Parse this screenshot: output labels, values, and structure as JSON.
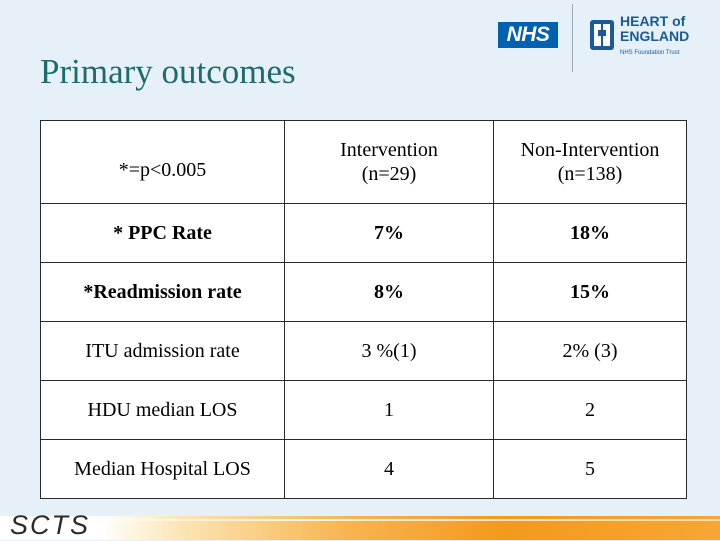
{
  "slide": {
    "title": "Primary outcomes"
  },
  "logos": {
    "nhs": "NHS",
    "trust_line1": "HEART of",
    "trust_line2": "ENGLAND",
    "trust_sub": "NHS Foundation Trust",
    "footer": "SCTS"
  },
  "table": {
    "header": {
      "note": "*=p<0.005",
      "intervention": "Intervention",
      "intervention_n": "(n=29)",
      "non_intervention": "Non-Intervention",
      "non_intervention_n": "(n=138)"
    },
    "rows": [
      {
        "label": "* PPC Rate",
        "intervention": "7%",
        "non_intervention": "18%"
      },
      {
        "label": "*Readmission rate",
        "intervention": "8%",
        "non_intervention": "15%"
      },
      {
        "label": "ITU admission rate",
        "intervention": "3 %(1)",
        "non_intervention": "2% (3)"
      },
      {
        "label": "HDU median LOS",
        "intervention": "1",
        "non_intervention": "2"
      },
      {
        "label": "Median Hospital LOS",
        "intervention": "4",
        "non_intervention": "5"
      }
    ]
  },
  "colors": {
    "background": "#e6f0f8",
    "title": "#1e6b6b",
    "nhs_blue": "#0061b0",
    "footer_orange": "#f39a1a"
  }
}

■ ■ ■ ■

Directive:
Retype all entries exactly as they appear, dropping the images.

Answer:
Parse this screenshot: output labels, values, and structure as JSON.
{
  "slide": {
    "title": "Primary outcomes"
  },
  "logos": {
    "nhs": "NHS",
    "trust_line1": "HEART of",
    "trust_line2": "ENGLAND",
    "trust_sub": "NHS Foundation Trust",
    "footer": "SCTS"
  },
  "table": {
    "header": {
      "note": "*=p<0.005",
      "intervention": "Intervention",
      "intervention_n": "(n=29)",
      "non_intervention": "Non-Intervention",
      "non_intervention_n": "(n=138)"
    },
    "rows": [
      {
        "label": "* PPC Rate",
        "intervention": "7%",
        "non_intervention": "18%"
      },
      {
        "label": "*Readmission rate",
        "intervention": "8%",
        "non_intervention": "15%"
      },
      {
        "label": "ITU admission rate",
        "intervention": "3 %(1)",
        "non_intervention": "2% (3)"
      },
      {
        "label": "HDU median LOS",
        "intervention": "1",
        "non_intervention": "2"
      },
      {
        "label": "Median Hospital LOS",
        "intervention": "4",
        "non_intervention": "5"
      }
    ]
  },
  "colors": {
    "background": "#e6f0f8",
    "title": "#1e6b6b",
    "nhs_blue": "#0061b0",
    "footer_orange": "#f39a1a"
  }
}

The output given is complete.